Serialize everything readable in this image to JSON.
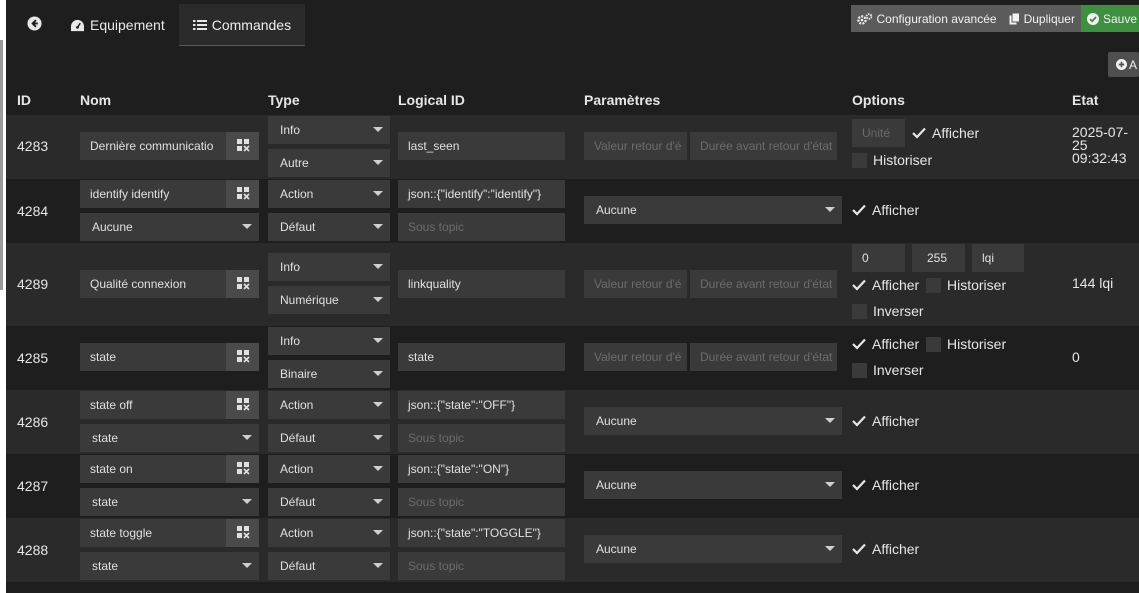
{
  "tabs": {
    "equipement": "Equipement",
    "commandes": "Commandes"
  },
  "toolbar": {
    "config": "Configuration avancée",
    "dupliquer": "Dupliquer",
    "sauver": "Sauve",
    "add": "A"
  },
  "headers": {
    "id": "ID",
    "nom": "Nom",
    "type": "Type",
    "logical_id": "Logical ID",
    "parametres": "Paramètres",
    "options": "Options",
    "etat": "Etat"
  },
  "labels": {
    "afficher": "Afficher",
    "historiser": "Historiser",
    "inverser": "Inverser"
  },
  "placeholders": {
    "unite": "Unité",
    "valeur_retour": "Valeur retour d'é",
    "duree_retour": "Durée avant retour d'état",
    "sous_topic": "Sous topic"
  },
  "rows": [
    {
      "id": "4283",
      "name": "Dernière communicatio",
      "type": "Info",
      "subtype": "Autre",
      "logical_id": "last_seen",
      "unit": "",
      "etat": [
        "2025-07-",
        "25",
        "09:32:43"
      ]
    },
    {
      "id": "4284",
      "name": "identify identify",
      "value": "Aucune",
      "type": "Action",
      "subtype": "Défaut",
      "logical_id": "json::{\"identify\":\"identify\"}",
      "param": "Aucune"
    },
    {
      "id": "4289",
      "name": "Qualité connexion",
      "type": "Info",
      "subtype": "Numérique",
      "logical_id": "linkquality",
      "min": "0",
      "max": "255",
      "unit": "lqi",
      "etat": "144 lqi"
    },
    {
      "id": "4285",
      "name": "state",
      "type": "Info",
      "subtype": "Binaire",
      "logical_id": "state",
      "etat": "0"
    },
    {
      "id": "4286",
      "name": "state off",
      "value": "state",
      "type": "Action",
      "subtype": "Défaut",
      "logical_id": "json::{\"state\":\"OFF\"}",
      "param": "Aucune"
    },
    {
      "id": "4287",
      "name": "state on",
      "value": "state",
      "type": "Action",
      "subtype": "Défaut",
      "logical_id": "json::{\"state\":\"ON\"}",
      "param": "Aucune"
    },
    {
      "id": "4288",
      "name": "state toggle",
      "value": "state",
      "type": "Action",
      "subtype": "Défaut",
      "logical_id": "json::{\"state\":\"TOGGLE\"}",
      "param": "Aucune"
    }
  ],
  "colors": {
    "background": "#1e1e1e",
    "row_alt": "#2a2a2a",
    "input": "#3a3a3a",
    "button": "#5b5b5b",
    "green": "#3f8f40"
  }
}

Exercise goal: Go through the lines above. Select every one that has the string "retour".

Answer to this exercise:
    "valeur_retour": "Valeur retour d'é",
    "duree_retour": "Durée avant retour d'état",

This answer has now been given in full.